What is required ▸
Copy the entries from the line with "For every button, label, input, icon, or" to the line with "watermark-brand: 元盟智能科技 xyxy=(1100,646,1196,667)", swapping "star-dot" for "sparkle-dot" and leaving everything else as it is.

Provided entries ▸
(begin)

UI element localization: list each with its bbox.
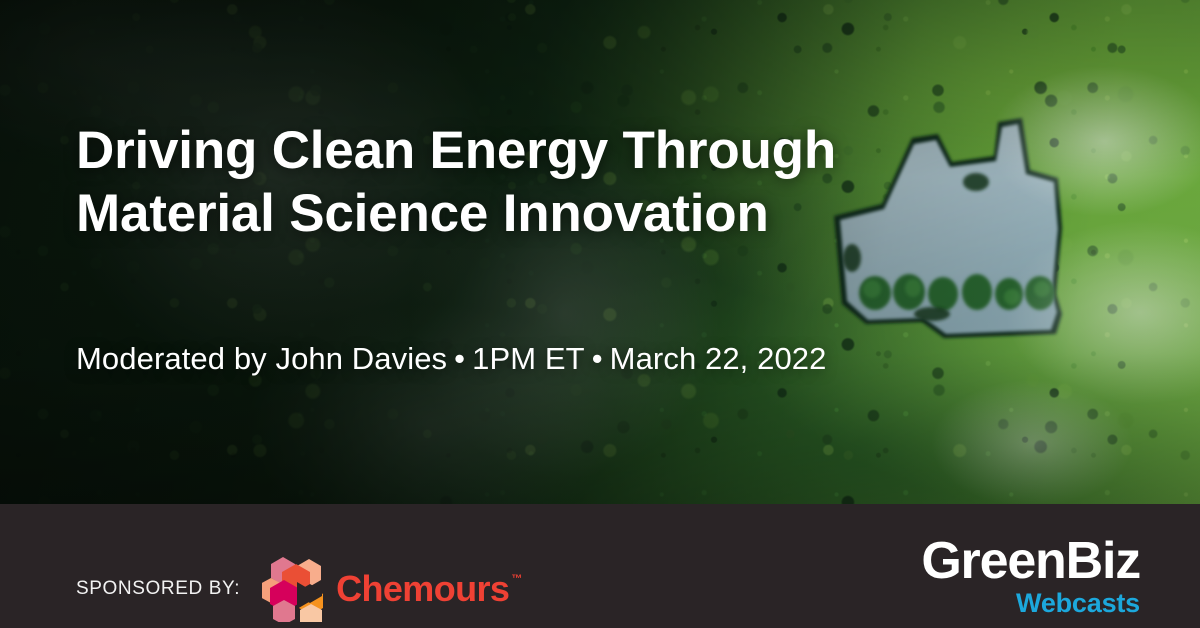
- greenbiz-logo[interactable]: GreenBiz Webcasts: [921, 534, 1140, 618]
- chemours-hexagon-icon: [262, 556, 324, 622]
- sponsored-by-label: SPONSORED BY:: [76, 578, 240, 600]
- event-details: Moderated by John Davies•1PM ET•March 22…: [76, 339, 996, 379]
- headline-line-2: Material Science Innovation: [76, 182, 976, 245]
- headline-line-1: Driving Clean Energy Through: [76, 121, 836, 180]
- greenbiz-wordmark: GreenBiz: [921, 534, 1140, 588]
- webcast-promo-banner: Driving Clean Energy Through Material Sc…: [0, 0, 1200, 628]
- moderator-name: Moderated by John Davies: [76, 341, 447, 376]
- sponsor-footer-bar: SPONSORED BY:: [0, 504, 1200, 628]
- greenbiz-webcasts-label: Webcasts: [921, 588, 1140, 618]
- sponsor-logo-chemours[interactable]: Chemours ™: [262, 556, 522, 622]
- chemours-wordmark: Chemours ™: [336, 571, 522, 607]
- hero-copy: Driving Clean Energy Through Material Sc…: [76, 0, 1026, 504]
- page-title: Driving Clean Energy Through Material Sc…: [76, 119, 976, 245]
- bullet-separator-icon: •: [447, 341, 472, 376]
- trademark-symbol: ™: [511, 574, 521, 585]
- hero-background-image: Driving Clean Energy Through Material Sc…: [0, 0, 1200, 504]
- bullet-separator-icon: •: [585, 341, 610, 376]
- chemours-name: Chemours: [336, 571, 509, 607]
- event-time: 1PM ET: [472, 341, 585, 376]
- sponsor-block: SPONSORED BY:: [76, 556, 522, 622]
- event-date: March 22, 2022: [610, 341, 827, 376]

(end)
(begin)

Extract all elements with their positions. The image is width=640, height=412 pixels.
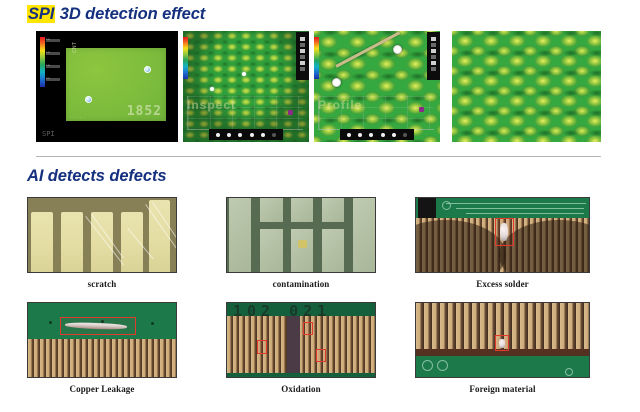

(end)
(begin)

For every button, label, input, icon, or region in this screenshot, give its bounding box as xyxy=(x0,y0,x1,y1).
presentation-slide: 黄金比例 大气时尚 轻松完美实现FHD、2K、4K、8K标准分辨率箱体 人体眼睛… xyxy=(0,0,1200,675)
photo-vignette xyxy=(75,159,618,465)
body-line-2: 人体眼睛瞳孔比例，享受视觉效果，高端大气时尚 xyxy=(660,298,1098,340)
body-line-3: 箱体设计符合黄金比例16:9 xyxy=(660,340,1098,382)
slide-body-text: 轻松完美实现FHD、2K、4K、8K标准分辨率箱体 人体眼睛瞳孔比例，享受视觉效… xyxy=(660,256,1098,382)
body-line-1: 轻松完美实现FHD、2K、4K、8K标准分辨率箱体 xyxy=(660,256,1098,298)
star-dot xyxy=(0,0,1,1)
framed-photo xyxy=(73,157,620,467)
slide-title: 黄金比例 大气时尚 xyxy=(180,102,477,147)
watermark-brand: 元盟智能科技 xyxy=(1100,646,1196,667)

(end)

Output for this exercise ▸
For every button, label, input, icon, or region in this screenshot, give its bounding box as xyxy=(x0,y0,x1,y1).
presentation-slide: 黄金比例 大气时尚 轻松完美实现FHD、2K、4K、8K标准分辨率箱体 人体眼睛… xyxy=(0,0,1200,675)
photo-vignette xyxy=(75,159,618,465)
body-line-2: 人体眼睛瞳孔比例，享受视觉效果，高端大气时尚 xyxy=(660,298,1098,340)
body-line-3: 箱体设计符合黄金比例16:9 xyxy=(660,340,1098,382)
slide-body-text: 轻松完美实现FHD、2K、4K、8K标准分辨率箱体 人体眼睛瞳孔比例，享受视觉效… xyxy=(660,256,1098,382)
body-line-1: 轻松完美实现FHD、2K、4K、8K标准分辨率箱体 xyxy=(660,256,1098,298)
sparkle-dot xyxy=(0,0,1,1)
framed-photo xyxy=(73,157,620,467)
slide-title: 黄金比例 大气时尚 xyxy=(180,102,477,147)
watermark-brand: 元盟智能科技 xyxy=(1100,646,1196,667)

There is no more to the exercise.